Reproduce precisely the lines of the material below from the line containing "What does this" up to and including its last line. Pictures must not be copied.

━━━━━ Dataset entries ━━━━━

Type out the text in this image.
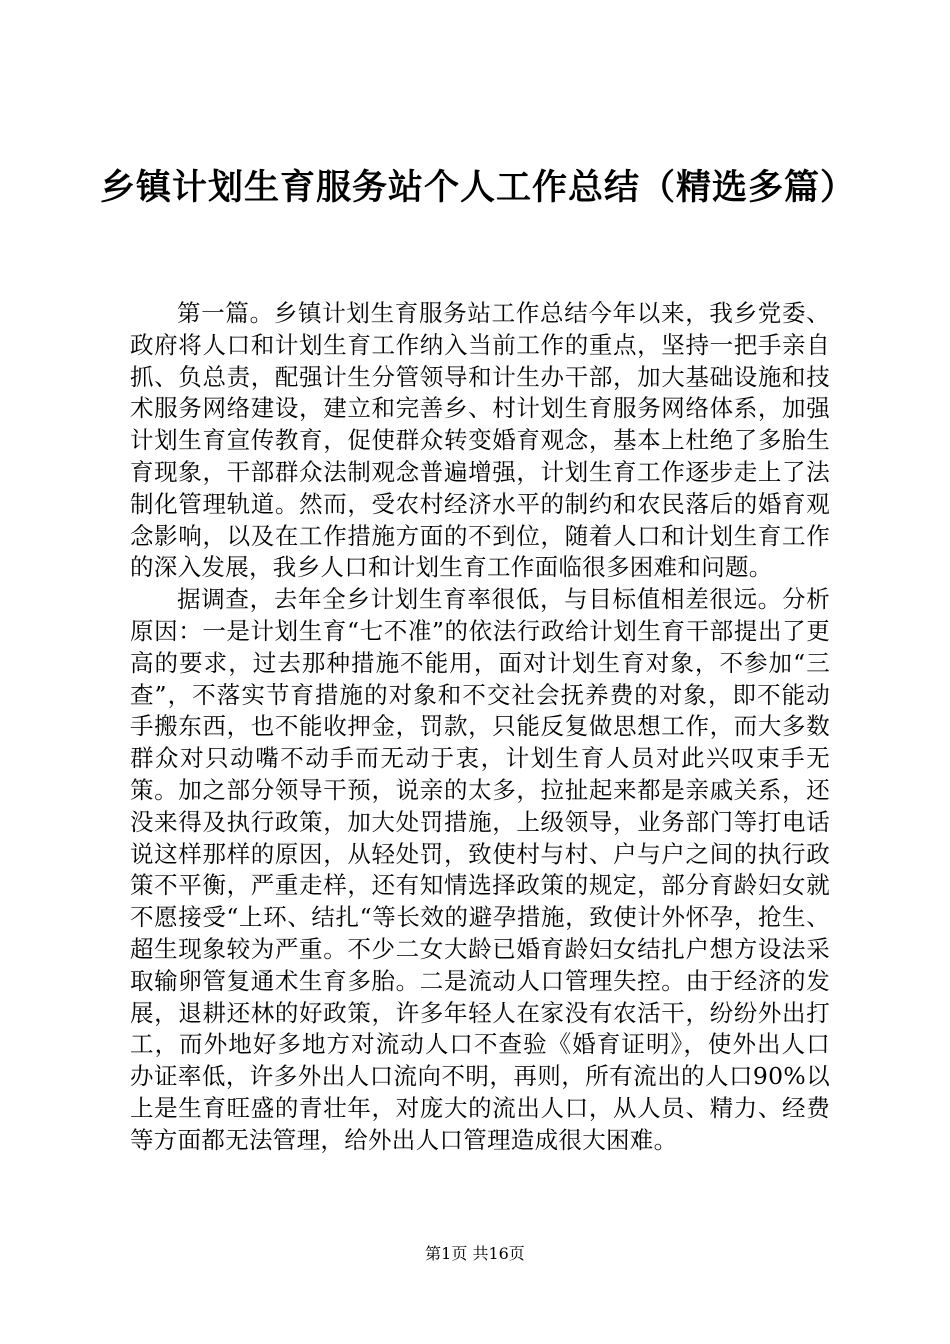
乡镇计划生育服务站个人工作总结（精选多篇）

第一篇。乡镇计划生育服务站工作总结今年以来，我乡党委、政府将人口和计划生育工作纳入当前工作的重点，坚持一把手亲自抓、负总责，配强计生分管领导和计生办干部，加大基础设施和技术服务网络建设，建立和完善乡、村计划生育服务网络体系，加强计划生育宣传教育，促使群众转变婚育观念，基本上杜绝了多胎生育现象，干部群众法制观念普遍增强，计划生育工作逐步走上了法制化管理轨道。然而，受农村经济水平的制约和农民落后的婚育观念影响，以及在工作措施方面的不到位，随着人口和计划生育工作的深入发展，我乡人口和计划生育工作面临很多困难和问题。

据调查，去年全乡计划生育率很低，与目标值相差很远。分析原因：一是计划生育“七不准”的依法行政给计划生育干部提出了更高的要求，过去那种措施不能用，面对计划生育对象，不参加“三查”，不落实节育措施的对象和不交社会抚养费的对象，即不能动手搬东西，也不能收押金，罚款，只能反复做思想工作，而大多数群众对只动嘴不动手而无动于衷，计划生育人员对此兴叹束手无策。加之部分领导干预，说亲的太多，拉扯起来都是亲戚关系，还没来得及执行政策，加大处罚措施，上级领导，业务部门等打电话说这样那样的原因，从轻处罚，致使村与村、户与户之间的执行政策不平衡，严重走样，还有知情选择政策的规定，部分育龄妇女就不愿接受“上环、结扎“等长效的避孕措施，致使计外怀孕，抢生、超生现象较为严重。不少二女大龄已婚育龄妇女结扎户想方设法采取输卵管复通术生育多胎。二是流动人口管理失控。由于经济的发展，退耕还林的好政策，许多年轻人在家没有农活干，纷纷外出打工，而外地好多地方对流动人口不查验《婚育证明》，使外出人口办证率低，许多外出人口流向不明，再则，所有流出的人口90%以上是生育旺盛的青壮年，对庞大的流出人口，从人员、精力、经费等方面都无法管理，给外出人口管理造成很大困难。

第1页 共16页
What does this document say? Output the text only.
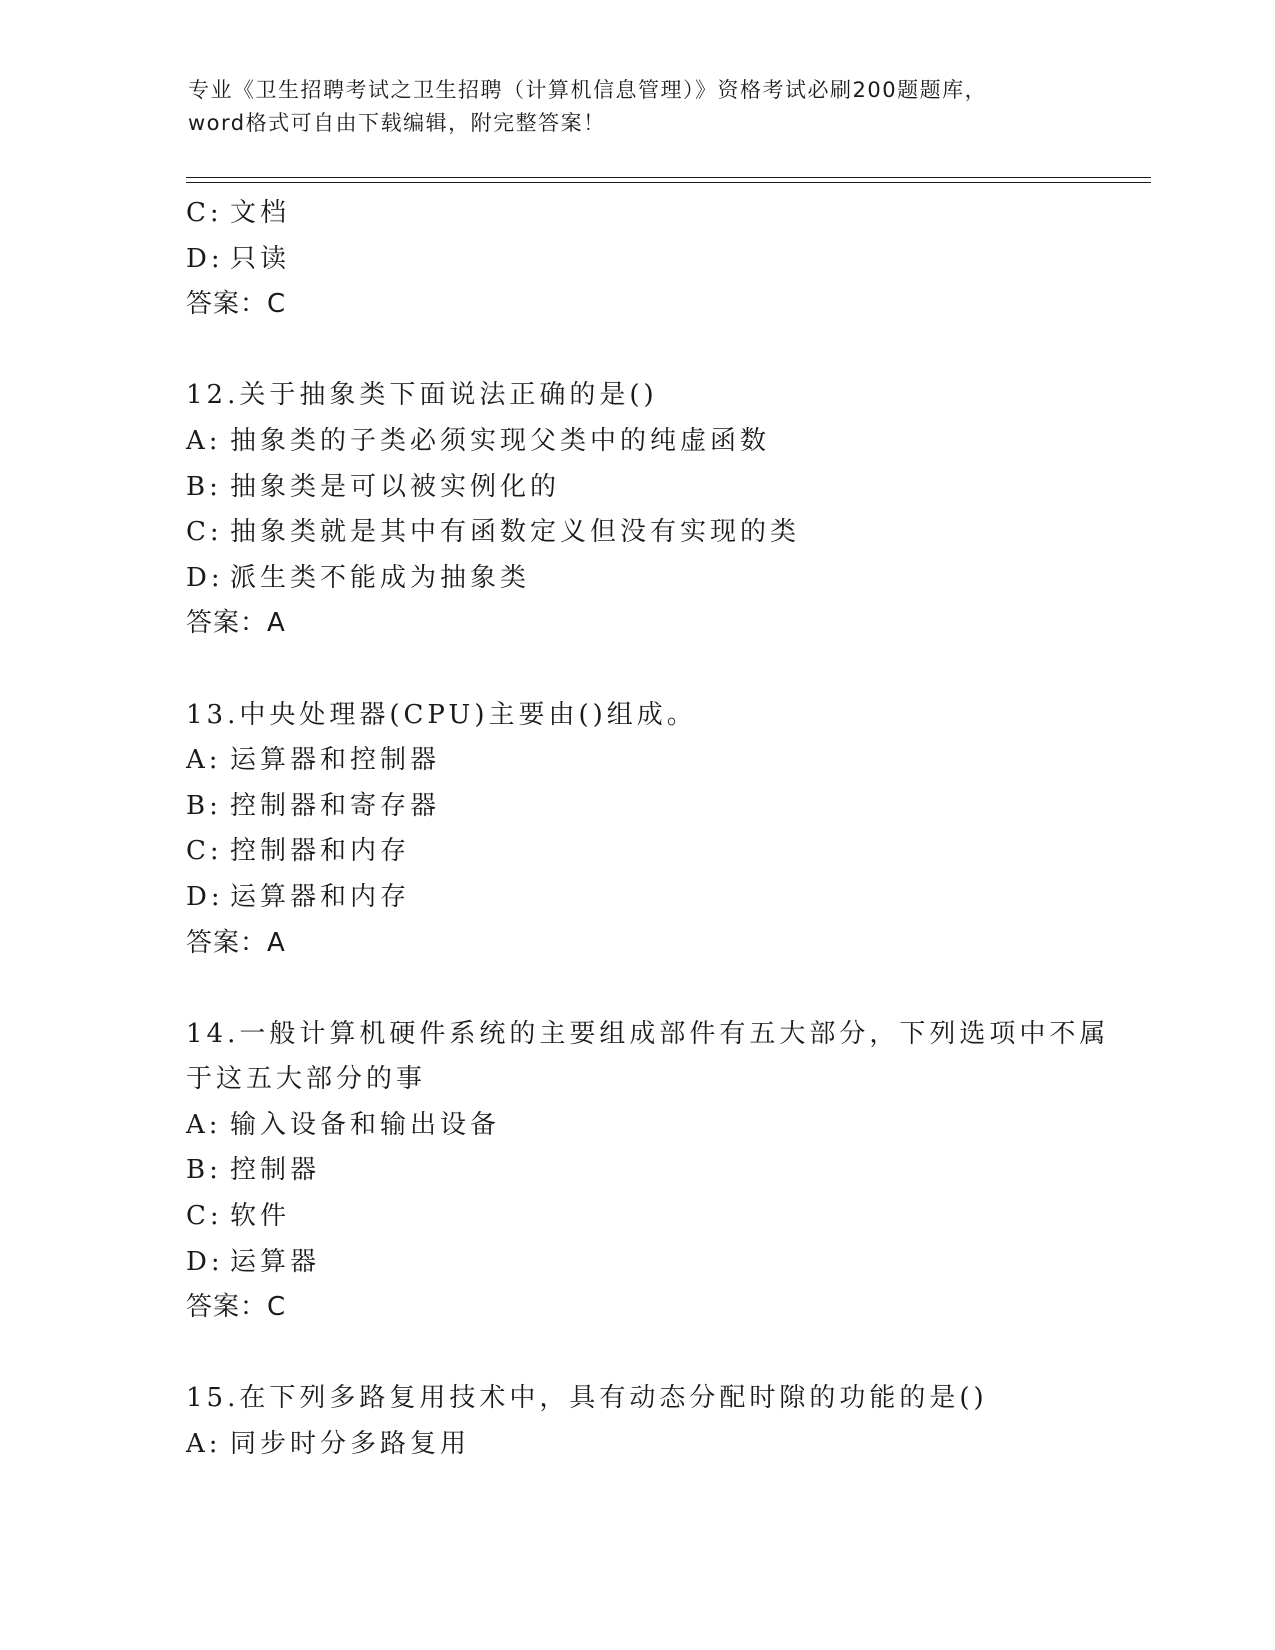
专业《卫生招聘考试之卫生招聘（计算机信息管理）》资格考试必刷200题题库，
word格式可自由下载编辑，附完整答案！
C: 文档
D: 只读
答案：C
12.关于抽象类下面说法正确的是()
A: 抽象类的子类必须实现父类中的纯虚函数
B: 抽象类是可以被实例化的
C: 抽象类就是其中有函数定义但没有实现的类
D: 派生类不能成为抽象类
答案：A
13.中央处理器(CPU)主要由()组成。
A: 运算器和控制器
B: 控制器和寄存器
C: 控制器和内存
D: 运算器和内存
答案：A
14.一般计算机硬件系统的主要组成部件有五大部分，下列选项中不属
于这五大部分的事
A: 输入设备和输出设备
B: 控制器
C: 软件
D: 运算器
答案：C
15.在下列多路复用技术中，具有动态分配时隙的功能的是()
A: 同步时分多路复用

━━━━━

Answer to this task:
What does this document say? Output the text only.
专业《卫生招聘考试之卫生招聘（计算机信息管理）》资格考试必刷200题题库，
word格式可自由下载编辑，附完整答案！
C: 文档
D: 只读
答案：C
12.关于抽象类下面说法正确的是()
A: 抽象类的子类必须实现父类中的纯虚函数
B: 抽象类是可以被实例化的
C: 抽象类就是其中有函数定义但没有实现的类
D: 派生类不能成为抽象类
答案：A
13.中央处理器(CPU)主要由()组成。
A: 运算器和控制器
B: 控制器和寄存器
C: 控制器和内存
D: 运算器和内存
答案：A
14.一般计算机硬件系统的主要组成部件有五大部分，下列选项中不属
于这五大部分的事
A: 输入设备和输出设备
B: 控制器
C: 软件
D: 运算器
答案：C
15.在下列多路复用技术中，具有动态分配时隙的功能的是()
A: 同步时分多路复用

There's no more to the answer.